## WHAT IS ASKED
The material below should be written out in full and exactly; pictures stay out of the copy.

Data records
[Start]
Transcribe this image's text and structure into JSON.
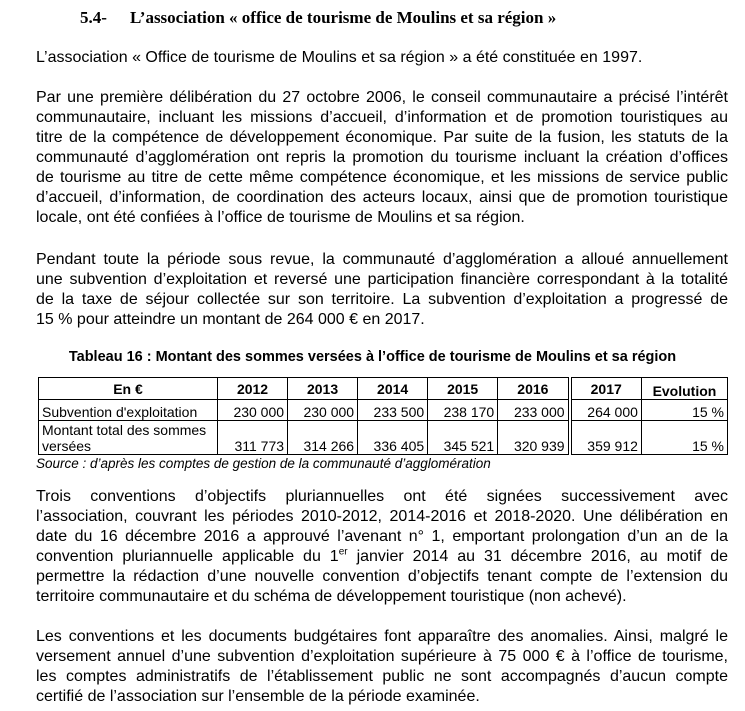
{
  "heading": {
    "number": "5.4-",
    "title": "L’association « office de tourisme de Moulins et sa région »"
  },
  "paragraphs": [
    [
      "L’association « Office de tourisme de Moulins et sa région » a été constituée en 1997."
    ],
    [
      "Par une première délibération du 27 octobre 2006, le conseil communautaire a précisé l’intérêt",
      "communautaire, incluant les missions d’accueil, d’information et de promotion touristiques au",
      "titre de la compétence de développement économique. Par suite de la fusion, les statuts de la",
      "communauté d’agglomération ont repris la promotion du tourisme incluant la création d’offices",
      "de tourisme au titre de cette même compétence économique, et les missions de service public",
      "d’accueil, d’information, de coordination des acteurs locaux, ainsi que de promotion touristique",
      "locale, ont été confiées à l’office de tourisme de Moulins et sa région."
    ],
    [
      "Pendant toute la période sous revue, la communauté d’agglomération a alloué annuellement",
      "une subvention d’exploitation et reversé une participation financière correspondant à la totalité",
      "de la taxe de séjour collectée sur son territoire. La subvention d’exploitation a progressé de",
      "15 % pour atteindre un montant de 264 000 € en 2017."
    ],
    [
      "Trois conventions d’objectifs pluriannuelles ont été signées successivement avec",
      "l’association, couvrant les périodes 2010-2012, 2014-2016 et 2018-2020. Une délibération en",
      "date du 16 décembre 2016 a approuvé l’avenant n° 1, emportant prolongation d’un an de la",
      "convention pluriannuelle applicable du 1er janvier 2014 au 31 décembre 2016, au motif de",
      "permettre la rédaction d’une nouvelle convention d’objectifs tenant compte de l’extension du",
      "territoire communautaire et du schéma de développement touristique (non achevé)."
    ],
    [
      "Les conventions et les documents budgétaires font apparaître des anomalies. Ainsi, malgré le",
      "versement annuel d’une subvention d’exploitation supérieure à 75 000 € à l’office de tourisme,",
      "les comptes administratifs de l’établissement public ne sont accompagnés d’aucun compte",
      "certifié de l’association sur l’ensemble de la période examinée."
    ]
  ],
  "table": {
    "title": "Tableau 16 : Montant des sommes versées à l’office de tourisme de Moulins et sa région",
    "headers": [
      "En €",
      "2012",
      "2013",
      "2014",
      "2015",
      "2016",
      "2017",
      "Evolution"
    ],
    "rows": [
      [
        "Subvention d'exploitation",
        "230 000",
        "230 000",
        "233 500",
        "238 170",
        "233 000",
        "264 000",
        "15 %"
      ],
      [
        "Montant total des sommes versées",
        "311 773",
        "314 266",
        "336 405",
        "345 521",
        "320 939",
        "359 912",
        "15 %"
      ]
    ],
    "source": "Source : d’après les comptes de gestion de la communauté d’agglomération"
  }
}
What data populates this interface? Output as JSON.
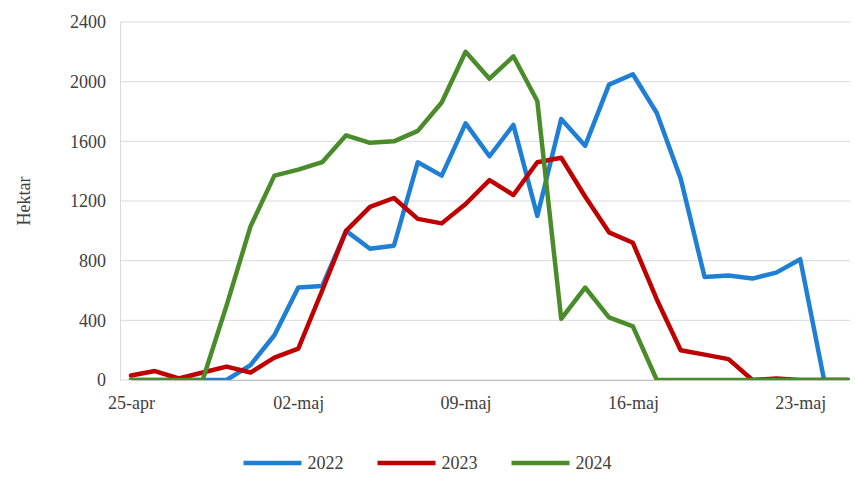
{
  "chart_data": {
    "type": "line",
    "y_label": "Hektar",
    "categories": [
      "25-apr",
      null,
      null,
      null,
      null,
      null,
      null,
      "02-maj",
      null,
      null,
      null,
      null,
      null,
      null,
      "09-maj",
      null,
      null,
      null,
      null,
      null,
      null,
      "16-maj",
      null,
      null,
      null,
      null,
      null,
      null,
      "23-maj",
      null,
      null
    ],
    "series": [
      {
        "name": "2022",
        "color": "#1f7fd4",
        "values": [
          0,
          0,
          0,
          0,
          0,
          100,
          300,
          620,
          630,
          1000,
          880,
          900,
          1460,
          1370,
          1720,
          1500,
          1710,
          1100,
          1750,
          1570,
          1980,
          2050,
          1790,
          1350,
          690,
          700,
          680,
          720,
          810,
          0,
          0
        ]
      },
      {
        "name": "2023",
        "color": "#c00000",
        "values": [
          30,
          60,
          10,
          50,
          90,
          50,
          150,
          210,
          600,
          1000,
          1160,
          1220,
          1080,
          1050,
          1180,
          1340,
          1240,
          1460,
          1490,
          1230,
          990,
          920,
          540,
          200,
          170,
          140,
          0,
          10,
          0,
          0,
          0
        ]
      },
      {
        "name": "2024",
        "color": "#4a8c2a",
        "values": [
          0,
          0,
          0,
          0,
          500,
          1030,
          1370,
          1410,
          1460,
          1640,
          1590,
          1600,
          1670,
          1860,
          2200,
          2020,
          2170,
          1870,
          410,
          620,
          420,
          360,
          0,
          0,
          0,
          0,
          0,
          0,
          0,
          0,
          0
        ]
      }
    ],
    "ylim": [
      0,
      2400
    ],
    "yticks": [
      0,
      400,
      800,
      1200,
      1600,
      2000,
      2400
    ],
    "grid": true,
    "legend": "bottom"
  }
}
[End]
## OUTPUT
Transcribe this image's text and structure into JSON.
{
  "heading": {
    "number": "5.4-",
    "title": "L’association « office de tourisme de Moulins et sa région »"
  },
  "paragraphs": [
    [
      "L’association « Office de tourisme de Moulins et sa région » a été constituée en 1997."
    ],
    [
      "Par une première délibération du 27 octobre 2006, le conseil communautaire a précisé l’intérêt",
      "communautaire, incluant les missions d’accueil, d’information et de promotion touristiques au",
      "titre de la compétence de développement économique. Par suite de la fusion, les statuts de la",
      "communauté d’agglomération ont repris la promotion du tourisme incluant la création d’offices",
      "de tourisme au titre de cette même compétence économique, et les missions de service public",
      "d’accueil, d’information, de coordination des acteurs locaux, ainsi que de promotion touristique",
      "locale, ont été confiées à l’office de tourisme de Moulins et sa région."
    ],
    [
      "Pendant toute la période sous revue, la communauté d’agglomération a alloué annuellement",
      "une subvention d’exploitation et reversé une participation financière correspondant à la totalité",
      "de la taxe de séjour collectée sur son territoire. La subvention d’exploitation a progressé de",
      "15 % pour atteindre un montant de 264 000 € en 2017."
    ],
    [
      "Trois conventions d’objectifs pluriannuelles ont été signées successivement avec",
      "l’association, couvrant les périodes 2010-2012, 2014-2016 et 2018-2020. Une délibération en",
      "date du 16 décembre 2016 a approuvé l’avenant n° 1, emportant prolongation d’un an de la",
      "convention pluriannuelle applicable du 1er janvier 2014 au 31 décembre 2016, au motif de",
      "permettre la rédaction d’une nouvelle convention d’objectifs tenant compte de l’extension du",
      "territoire communautaire et du schéma de développement touristique (non achevé)."
    ],
    [
      "Les conventions et les documents budgétaires font apparaître des anomalies. Ainsi, malgré le",
      "versement annuel d’une subvention d’exploitation supérieure à 75 000 € à l’office de tourisme,",
      "les comptes administratifs de l’établissement public ne sont accompagnés d’aucun compte",
      "certifié de l’association sur l’ensemble de la période examinée."
    ]
  ],
  "table": {
    "title": "Tableau 16 : Montant des sommes versées à l’office de tourisme de Moulins et sa région",
    "headers": [
      "En €",
      "2012",
      "2013",
      "2014",
      "2015",
      "2016",
      "2017",
      "Evolution"
    ],
    "rows": [
      [
        "Subvention d'exploitation",
        "230 000",
        "230 000",
        "233 500",
        "238 170",
        "233 000",
        "264 000",
        "15 %"
      ],
      [
        "Montant total des sommes versées",
        "311 773",
        "314 266",
        "336 405",
        "345 521",
        "320 939",
        "359 912",
        "15 %"
      ]
    ],
    "source": "Source : d’après les comptes de gestion de la communauté d’agglomération"
  }
}
What data populates this interface? Output as JSON.
{
  "chart_data": {
    "type": "line",
    "y_label": "Hektar",
    "categories": [
      "25-apr",
      null,
      null,
      null,
      null,
      null,
      null,
      "02-maj",
      null,
      null,
      null,
      null,
      null,
      null,
      "09-maj",
      null,
      null,
      null,
      null,
      null,
      null,
      "16-maj",
      null,
      null,
      null,
      null,
      null,
      null,
      "23-maj",
      null,
      null
    ],
    "series": [
      {
        "name": "2022",
        "color": "#1f7fd4",
        "values": [
          0,
          0,
          0,
          0,
          0,
          100,
          300,
          620,
          630,
          1000,
          880,
          900,
          1460,
          1370,
          1720,
          1500,
          1710,
          1100,
          1750,
          1570,
          1980,
          2050,
          1790,
          1350,
          690,
          700,
          680,
          720,
          810,
          0,
          0
        ]
      },
      {
        "name": "2023",
        "color": "#c00000",
        "values": [
          30,
          60,
          10,
          50,
          90,
          50,
          150,
          210,
          600,
          1000,
          1160,
          1220,
          1080,
          1050,
          1180,
          1340,
          1240,
          1460,
          1490,
          1230,
          990,
          920,
          540,
          200,
          170,
          140,
          0,
          10,
          0,
          0,
          0
        ]
      },
      {
        "name": "2024",
        "color": "#4a8c2a",
        "values": [
          0,
          0,
          0,
          0,
          500,
          1030,
          1370,
          1410,
          1460,
          1640,
          1590,
          1600,
          1670,
          1860,
          2200,
          2020,
          2170,
          1870,
          410,
          620,
          420,
          360,
          0,
          0,
          0,
          0,
          0,
          0,
          0,
          0,
          0
        ]
      }
    ],
    "ylim": [
      0,
      2400
    ],
    "yticks": [
      0,
      400,
      800,
      1200,
      1600,
      2000,
      2400
    ],
    "grid": true,
    "legend": "bottom"
  }
}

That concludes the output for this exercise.